WHAT YOU HAVE TO DO ->
Return all lines below containing the word "dBFS".

RECORDS SHOWN ->
* * * * *

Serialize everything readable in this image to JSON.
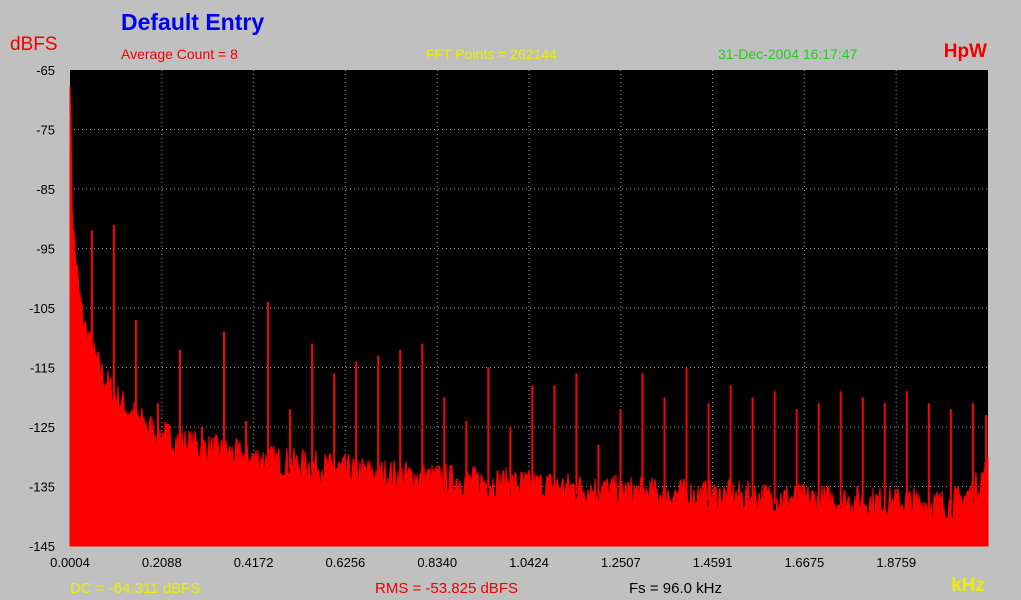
{
  "header": {
    "title": "Default Entry",
    "y_unit_label": "dBFS",
    "brand": "HpW",
    "average_count": "Average Count = 8",
    "fft_points": "FFT Points = 262144",
    "timestamp": "31-Dec-2004 16:17:47"
  },
  "footer": {
    "dc": "DC = -64.311 dBFS",
    "rms": "RMS = -53.825 dBFS",
    "fs": "Fs = 96.0 kHz",
    "x_unit_label": "kHz"
  },
  "colors": {
    "background": "#c0c0c0",
    "plot_background": "#000000",
    "trace": "#ff0000",
    "grid": "#9a9a9a"
  },
  "chart_data": {
    "type": "area",
    "title": "Default Entry",
    "xlabel": "kHz",
    "ylabel": "dBFS",
    "xlim": [
      0.0004,
      2.0843
    ],
    "ylim": [
      -145,
      -65
    ],
    "x_tick_labels": [
      "0.0004",
      "0.2088",
      "0.4172",
      "0.6256",
      "0.8340",
      "1.0424",
      "1.2507",
      "1.4591",
      "1.6675",
      "1.8759"
    ],
    "y_tick_labels": [
      "-65",
      "-75",
      "-85",
      "-95",
      "-105",
      "-115",
      "-125",
      "-135",
      "-145"
    ],
    "grid": true,
    "series": [
      {
        "noise_floor": {
          "x": [
            0.0004,
            0.005,
            0.01,
            0.02,
            0.03,
            0.045,
            0.06,
            0.08,
            0.1,
            0.13,
            0.16,
            0.2,
            0.25,
            0.3,
            0.4,
            0.5,
            0.6,
            0.7,
            0.8,
            0.9,
            1.0,
            1.1,
            1.2,
            1.3,
            1.4,
            1.5,
            1.6,
            1.7,
            1.8,
            1.9,
            2.0,
            2.05,
            2.0843
          ],
          "y": [
            -66,
            -88,
            -95,
            -103,
            -108,
            -112,
            -115,
            -118,
            -120.5,
            -123,
            -125,
            -127,
            -128.5,
            -129.5,
            -131,
            -132,
            -133,
            -133.8,
            -134.5,
            -135,
            -135.5,
            -136,
            -136.5,
            -137,
            -137.3,
            -137.6,
            -137.9,
            -138.2,
            -138.5,
            -138.7,
            -139,
            -137,
            -133
          ]
        },
        "spikes": {
          "x": [
            0.05,
            0.1,
            0.15,
            0.2,
            0.25,
            0.3,
            0.35,
            0.4,
            0.45,
            0.5,
            0.55,
            0.6,
            0.65,
            0.7,
            0.75,
            0.8,
            0.85,
            0.9,
            0.95,
            1.0,
            1.05,
            1.1,
            1.15,
            1.2,
            1.25,
            1.3,
            1.35,
            1.4,
            1.45,
            1.5,
            1.55,
            1.6,
            1.65,
            1.7,
            1.75,
            1.8,
            1.85,
            1.9,
            1.95,
            2.0,
            2.05,
            2.08
          ],
          "y": [
            -92,
            -91,
            -107,
            -121,
            -112,
            -125,
            -109,
            -124,
            -104,
            -122,
            -111,
            -116,
            -114,
            -113,
            -112,
            -111,
            -120,
            -124,
            -115,
            -125,
            -118,
            -118,
            -116,
            -128,
            -122,
            -116,
            -120,
            -115,
            -121,
            -118,
            -120,
            -119,
            -122,
            -121,
            -119,
            -120,
            -121,
            -119,
            -121,
            -122,
            -121,
            -123
          ]
        }
      }
    ]
  }
}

* * * * *

EXPECTED ANSWER ->
    "y_unit_label": "dBFS",
    "dc": "DC = -64.311 dBFS",
    "rms": "RMS = -53.825 dBFS",
    "ylabel": "dBFS",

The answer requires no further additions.